TASKS AND EXERCISES –
1. Rewrite the part of the CareKit overview that opens with the words containing "Two modules manage" and closes with "your CareKit app.", changing "Document Exporter" to "Report Exporter".
2. Decide whether each statement below agrees with the CareKit overview, answering yes or no and quoting the words of the overview that settle it. (a) Updating the Care Plan Store makes the user interface update automatically. (b) CareKit duplicates features that are already found in ResearchKit. (c) ResearchKit charts can be used within a CareKit dashboard.
3. Write what comes next in the CareKit overview, picking up after its final sentence.

PAGE EXCERPT –
Content starts
Two modules manage data

  • Care Plan Store, is a database that stores the data displayed by the Care Card and Progress Card modules. Anytime you update the Store, the user interface updates automatically.
  • Document Exporter, packages the graphs and other information shown by the Insights module. That in turn allows a user to share data easily.
Relationship of items in the CareKit framework” schemes

CareKit vs ResearchKit

ResearchKit and CareKit are closely related frameworks. If not quite siblings, they are at least cousins. Both frameworks focus on simplifying the app creation process. In general, CareKit does not try to duplicate features that can already be found in ResearchKit. Instead, you can incorporate those ResearchKit features directly in your CareKit app.

For example, you can use ResearchKit surveys and active tasks to create the user interface for CareKit’s assessment tasks. You can also use ResearchKit charts within a CareKit dashboard.

Basic differences extracted from the description:

  • ResearchKit: A software framework for apps that let medical researchers gather robust and meaningful data and make easier to enroll participants and conduct studies
  • CareKit: A software framework for apps that let you better understand and manage your medical conditions.
Content ends
Excerpts from a dataset –
Content starts
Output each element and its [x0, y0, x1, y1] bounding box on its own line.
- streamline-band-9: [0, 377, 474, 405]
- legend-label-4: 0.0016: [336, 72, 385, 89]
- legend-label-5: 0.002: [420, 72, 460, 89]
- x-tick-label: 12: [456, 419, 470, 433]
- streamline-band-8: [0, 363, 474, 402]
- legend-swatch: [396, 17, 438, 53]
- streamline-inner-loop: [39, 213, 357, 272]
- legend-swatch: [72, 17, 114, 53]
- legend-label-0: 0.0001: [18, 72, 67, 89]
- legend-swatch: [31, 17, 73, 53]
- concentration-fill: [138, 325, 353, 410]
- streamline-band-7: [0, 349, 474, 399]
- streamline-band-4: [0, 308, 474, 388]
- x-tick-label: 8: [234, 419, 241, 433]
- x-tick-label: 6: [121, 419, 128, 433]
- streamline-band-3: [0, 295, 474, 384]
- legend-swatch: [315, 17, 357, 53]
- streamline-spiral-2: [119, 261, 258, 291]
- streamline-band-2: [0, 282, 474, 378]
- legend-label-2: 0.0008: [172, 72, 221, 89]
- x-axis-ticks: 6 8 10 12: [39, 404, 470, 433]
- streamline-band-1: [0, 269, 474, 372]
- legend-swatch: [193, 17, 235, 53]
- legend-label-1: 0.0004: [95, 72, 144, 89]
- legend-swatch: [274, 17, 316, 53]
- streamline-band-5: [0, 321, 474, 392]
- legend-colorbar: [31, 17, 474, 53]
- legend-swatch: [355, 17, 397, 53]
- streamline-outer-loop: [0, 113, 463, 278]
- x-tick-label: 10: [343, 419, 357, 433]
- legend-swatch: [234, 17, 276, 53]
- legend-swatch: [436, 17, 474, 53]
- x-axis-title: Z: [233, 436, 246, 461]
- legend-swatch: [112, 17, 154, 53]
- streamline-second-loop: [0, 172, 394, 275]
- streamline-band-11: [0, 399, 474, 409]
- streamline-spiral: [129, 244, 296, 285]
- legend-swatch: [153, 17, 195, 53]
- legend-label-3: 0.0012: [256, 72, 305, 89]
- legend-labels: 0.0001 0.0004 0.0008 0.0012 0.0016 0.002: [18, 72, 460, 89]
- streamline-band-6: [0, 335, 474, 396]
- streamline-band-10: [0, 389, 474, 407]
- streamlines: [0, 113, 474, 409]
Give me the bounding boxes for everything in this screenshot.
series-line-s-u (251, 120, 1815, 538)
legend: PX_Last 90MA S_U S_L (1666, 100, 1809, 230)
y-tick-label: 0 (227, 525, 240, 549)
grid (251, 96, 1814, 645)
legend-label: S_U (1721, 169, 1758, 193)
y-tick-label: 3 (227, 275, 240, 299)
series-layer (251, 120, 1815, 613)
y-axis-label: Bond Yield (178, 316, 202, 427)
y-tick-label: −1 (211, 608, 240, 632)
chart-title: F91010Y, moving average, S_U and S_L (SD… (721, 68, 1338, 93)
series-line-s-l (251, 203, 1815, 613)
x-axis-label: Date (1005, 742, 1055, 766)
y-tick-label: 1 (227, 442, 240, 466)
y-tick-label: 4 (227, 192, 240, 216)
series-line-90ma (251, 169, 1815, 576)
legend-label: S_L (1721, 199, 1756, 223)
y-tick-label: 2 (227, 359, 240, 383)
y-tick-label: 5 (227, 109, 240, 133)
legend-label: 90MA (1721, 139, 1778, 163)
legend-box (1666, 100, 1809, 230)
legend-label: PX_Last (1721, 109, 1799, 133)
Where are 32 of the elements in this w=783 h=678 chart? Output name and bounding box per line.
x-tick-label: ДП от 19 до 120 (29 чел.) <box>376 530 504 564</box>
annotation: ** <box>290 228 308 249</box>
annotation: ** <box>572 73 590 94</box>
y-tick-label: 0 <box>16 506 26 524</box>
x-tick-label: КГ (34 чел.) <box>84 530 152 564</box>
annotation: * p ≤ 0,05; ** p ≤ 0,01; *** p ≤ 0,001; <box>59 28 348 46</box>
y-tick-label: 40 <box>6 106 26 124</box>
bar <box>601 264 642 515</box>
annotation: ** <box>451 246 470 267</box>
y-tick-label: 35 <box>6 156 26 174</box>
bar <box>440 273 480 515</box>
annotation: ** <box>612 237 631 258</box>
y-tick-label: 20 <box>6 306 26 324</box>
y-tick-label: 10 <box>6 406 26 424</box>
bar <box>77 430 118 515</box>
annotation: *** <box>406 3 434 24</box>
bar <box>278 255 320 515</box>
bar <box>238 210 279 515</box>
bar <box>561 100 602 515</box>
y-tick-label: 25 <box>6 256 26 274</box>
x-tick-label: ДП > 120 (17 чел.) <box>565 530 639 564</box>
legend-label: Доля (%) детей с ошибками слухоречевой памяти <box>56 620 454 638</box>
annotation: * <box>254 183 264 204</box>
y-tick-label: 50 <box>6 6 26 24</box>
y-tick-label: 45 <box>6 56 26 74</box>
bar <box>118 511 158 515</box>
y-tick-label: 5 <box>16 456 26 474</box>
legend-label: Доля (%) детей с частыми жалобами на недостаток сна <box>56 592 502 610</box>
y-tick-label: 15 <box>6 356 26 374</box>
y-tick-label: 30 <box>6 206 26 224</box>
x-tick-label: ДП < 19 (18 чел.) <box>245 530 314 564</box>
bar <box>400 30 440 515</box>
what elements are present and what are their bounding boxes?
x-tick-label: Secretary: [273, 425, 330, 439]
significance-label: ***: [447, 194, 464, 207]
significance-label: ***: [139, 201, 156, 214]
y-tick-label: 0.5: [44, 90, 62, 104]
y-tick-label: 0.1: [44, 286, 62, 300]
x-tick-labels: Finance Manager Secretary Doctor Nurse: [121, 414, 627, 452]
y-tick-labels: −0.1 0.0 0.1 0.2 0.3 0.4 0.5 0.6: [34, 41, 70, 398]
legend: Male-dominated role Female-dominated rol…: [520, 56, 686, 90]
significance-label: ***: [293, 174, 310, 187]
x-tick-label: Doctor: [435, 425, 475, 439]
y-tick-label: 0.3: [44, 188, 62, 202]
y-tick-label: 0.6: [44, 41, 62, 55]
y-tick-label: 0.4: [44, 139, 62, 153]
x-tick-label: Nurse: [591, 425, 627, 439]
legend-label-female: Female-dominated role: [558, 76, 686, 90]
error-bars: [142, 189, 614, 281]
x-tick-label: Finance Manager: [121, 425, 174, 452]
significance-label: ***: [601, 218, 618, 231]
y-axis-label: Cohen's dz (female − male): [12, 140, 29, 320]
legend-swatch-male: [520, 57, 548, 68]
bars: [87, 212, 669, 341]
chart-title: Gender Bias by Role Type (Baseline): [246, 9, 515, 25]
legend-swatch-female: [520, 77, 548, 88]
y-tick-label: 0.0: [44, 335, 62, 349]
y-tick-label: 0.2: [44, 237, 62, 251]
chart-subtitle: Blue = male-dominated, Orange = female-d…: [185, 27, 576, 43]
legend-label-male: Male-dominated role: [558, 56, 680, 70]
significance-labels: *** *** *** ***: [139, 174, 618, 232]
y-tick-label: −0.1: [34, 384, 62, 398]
Content ends
RESPONSES IN ORDER –
1.
Two modules manage data

  • Care Plan Store, is a database that stores the data displayed by the Care Card and Progress Card modules. Anytime you update the Store, the user interface updates automatically.
  • Report Exporter, packages the graphs and other information shown by the Insights module. That in turn allows a user to share data easily.
Relationship of items in the CareKit framework” schemes

CareKit vs ResearchKit

ResearchKit and CareKit are closely related frameworks. If not quite siblings, they are at least cousins. Both frameworks focus on simplifying the app creation process. In general, CareKit does not try to duplicate features that can already be found in ResearchKit. Instead, you can incorporate those ResearchKit features directly in your CareKit app.

2.
(a) Yes: "Anytime you update the Store, the user interface updates automatically."
(b) No: "In general, CareKit does not try to duplicate features that can already be found in ResearchKit."
(c) Yes: "You can also use ResearchKit charts within a CareKit dashboard."

3.
There are a fair amount of apps in the Health & Fitness section of the App Store and all of them seem to share a common set of problems even in the most basic features. The lack of balance between engagement and usability concerns reveals that probably all this apps had to confront at some point one of this common issues:

  • Establish a way to change the routine of the user in a permanent way (personal behaviour)
  • Convert the process of following a therapy (or goal) less daunting (simplify the required steps to accomplish a therapy)
  • Measure the subjective (user feelings)
  • Recognise the correct progress related to the expected therapy results (crossing subjective and objective data)
  • General data representation (detail vs focus)
  • General user motivation (rewards)
  • Social behaviour (avoid the user isolation)

This concerns dictates the common functionality and difficult to find its one of this apps that its not crowded of “set goals”, “social challenges”, “reminders”, “dashboards” and “semi-human” accomplishment messages. Apps that barely exceed the simple combination of feature islands with a touch of nifty UI.

CareKit takes all this problems (and more) and encapsulates them inside of four basic questions:

  • How you can be motivated to follow a helpful (but maybe painful) routine ?
  • How do you feel ?
  • Can you try to be objective about the progress of you disease ?
  • What the people that care of you can do to help ?

Immediately can be noticed that under the technical simplicity described in the documentation, there’s a deep abstraction of the supposedly obvious of taking care of somebody (or yourself).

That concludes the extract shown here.